## Listing:
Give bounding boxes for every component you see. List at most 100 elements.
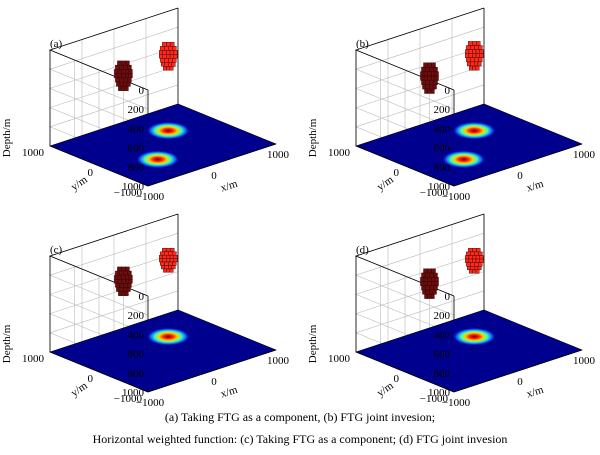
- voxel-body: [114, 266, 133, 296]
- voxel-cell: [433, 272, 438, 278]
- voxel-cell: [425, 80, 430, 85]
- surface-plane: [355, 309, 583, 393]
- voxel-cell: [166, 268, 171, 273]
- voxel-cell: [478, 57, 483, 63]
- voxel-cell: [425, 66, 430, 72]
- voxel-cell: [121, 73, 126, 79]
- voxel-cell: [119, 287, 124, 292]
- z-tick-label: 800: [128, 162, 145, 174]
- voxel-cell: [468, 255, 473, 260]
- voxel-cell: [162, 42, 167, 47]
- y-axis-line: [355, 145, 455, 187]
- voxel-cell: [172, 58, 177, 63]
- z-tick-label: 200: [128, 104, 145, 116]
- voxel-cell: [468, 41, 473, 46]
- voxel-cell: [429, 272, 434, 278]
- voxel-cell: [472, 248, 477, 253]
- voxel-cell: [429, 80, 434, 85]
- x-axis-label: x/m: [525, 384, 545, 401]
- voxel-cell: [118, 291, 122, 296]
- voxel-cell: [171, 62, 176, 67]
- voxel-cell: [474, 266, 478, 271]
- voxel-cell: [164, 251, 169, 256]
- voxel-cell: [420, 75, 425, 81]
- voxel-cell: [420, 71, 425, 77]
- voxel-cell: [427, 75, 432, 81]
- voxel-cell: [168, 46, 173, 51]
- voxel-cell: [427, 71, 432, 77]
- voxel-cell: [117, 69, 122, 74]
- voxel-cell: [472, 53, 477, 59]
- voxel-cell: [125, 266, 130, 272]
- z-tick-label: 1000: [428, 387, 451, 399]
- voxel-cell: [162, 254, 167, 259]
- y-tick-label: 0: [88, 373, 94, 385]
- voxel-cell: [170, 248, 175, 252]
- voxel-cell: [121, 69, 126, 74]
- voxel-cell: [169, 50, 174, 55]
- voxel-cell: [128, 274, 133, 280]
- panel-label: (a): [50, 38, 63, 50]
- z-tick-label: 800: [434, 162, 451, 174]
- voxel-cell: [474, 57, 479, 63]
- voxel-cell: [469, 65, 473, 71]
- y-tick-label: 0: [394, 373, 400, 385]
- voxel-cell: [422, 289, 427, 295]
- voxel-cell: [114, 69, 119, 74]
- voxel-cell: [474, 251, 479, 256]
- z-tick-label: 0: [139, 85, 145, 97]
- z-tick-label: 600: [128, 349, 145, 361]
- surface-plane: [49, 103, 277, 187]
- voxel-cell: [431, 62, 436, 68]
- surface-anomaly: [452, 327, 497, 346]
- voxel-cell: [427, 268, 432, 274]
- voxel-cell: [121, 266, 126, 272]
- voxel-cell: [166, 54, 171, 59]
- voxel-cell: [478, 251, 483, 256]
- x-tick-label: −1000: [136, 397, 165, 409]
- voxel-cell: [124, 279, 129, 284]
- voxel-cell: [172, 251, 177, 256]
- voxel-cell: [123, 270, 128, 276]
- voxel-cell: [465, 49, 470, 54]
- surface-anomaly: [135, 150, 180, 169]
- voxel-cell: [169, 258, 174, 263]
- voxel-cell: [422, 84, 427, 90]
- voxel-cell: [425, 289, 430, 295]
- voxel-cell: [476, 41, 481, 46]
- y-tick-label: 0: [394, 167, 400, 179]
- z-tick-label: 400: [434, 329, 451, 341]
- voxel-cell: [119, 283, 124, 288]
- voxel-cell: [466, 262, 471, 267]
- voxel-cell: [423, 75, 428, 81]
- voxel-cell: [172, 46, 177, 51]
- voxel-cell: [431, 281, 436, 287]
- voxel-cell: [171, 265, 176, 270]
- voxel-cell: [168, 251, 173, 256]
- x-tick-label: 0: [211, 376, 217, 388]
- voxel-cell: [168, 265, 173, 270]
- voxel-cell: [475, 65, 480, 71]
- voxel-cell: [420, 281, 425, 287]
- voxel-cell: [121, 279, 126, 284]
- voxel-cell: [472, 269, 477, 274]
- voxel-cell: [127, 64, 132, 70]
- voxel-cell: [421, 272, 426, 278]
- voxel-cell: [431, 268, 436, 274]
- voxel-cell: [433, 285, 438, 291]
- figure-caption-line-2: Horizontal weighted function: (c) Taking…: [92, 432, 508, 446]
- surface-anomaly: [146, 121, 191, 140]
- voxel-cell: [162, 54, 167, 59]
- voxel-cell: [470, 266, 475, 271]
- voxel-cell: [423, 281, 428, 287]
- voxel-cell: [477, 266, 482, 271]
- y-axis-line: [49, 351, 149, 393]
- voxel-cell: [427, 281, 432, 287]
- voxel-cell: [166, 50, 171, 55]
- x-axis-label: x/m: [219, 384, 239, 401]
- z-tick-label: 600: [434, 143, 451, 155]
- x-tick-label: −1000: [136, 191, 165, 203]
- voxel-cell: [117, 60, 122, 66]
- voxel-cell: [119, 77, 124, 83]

---

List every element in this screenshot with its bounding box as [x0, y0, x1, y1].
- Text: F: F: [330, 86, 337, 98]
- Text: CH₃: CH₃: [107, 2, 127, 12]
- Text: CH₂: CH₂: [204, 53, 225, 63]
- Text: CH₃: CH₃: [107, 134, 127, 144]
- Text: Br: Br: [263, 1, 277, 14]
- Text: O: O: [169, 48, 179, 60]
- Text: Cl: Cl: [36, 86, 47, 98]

## Request:
Convert the entries into a JSON list of strings with one string per line and no blank lines. Begin at the line that has "List every element" and stop after the line that has "- Text: Cl: Cl: [36, 86, 47, 98]".

## Exercise solution:
[
  "List every element in this screenshot with its bounding box as [x0, y0, x1, y1].",
  "- Text: F: F: [330, 86, 337, 98]",
  "- Text: CH₃: CH₃: [107, 2, 127, 12]",
  "- Text: CH₂: CH₂: [204, 53, 225, 63]",
  "- Text: CH₃: CH₃: [107, 134, 127, 144]",
  "- Text: Br: Br: [263, 1, 277, 14]",
  "- Text: O: O: [169, 48, 179, 60]",
  "- Text: Cl: Cl: [36, 86, 47, 98]"
]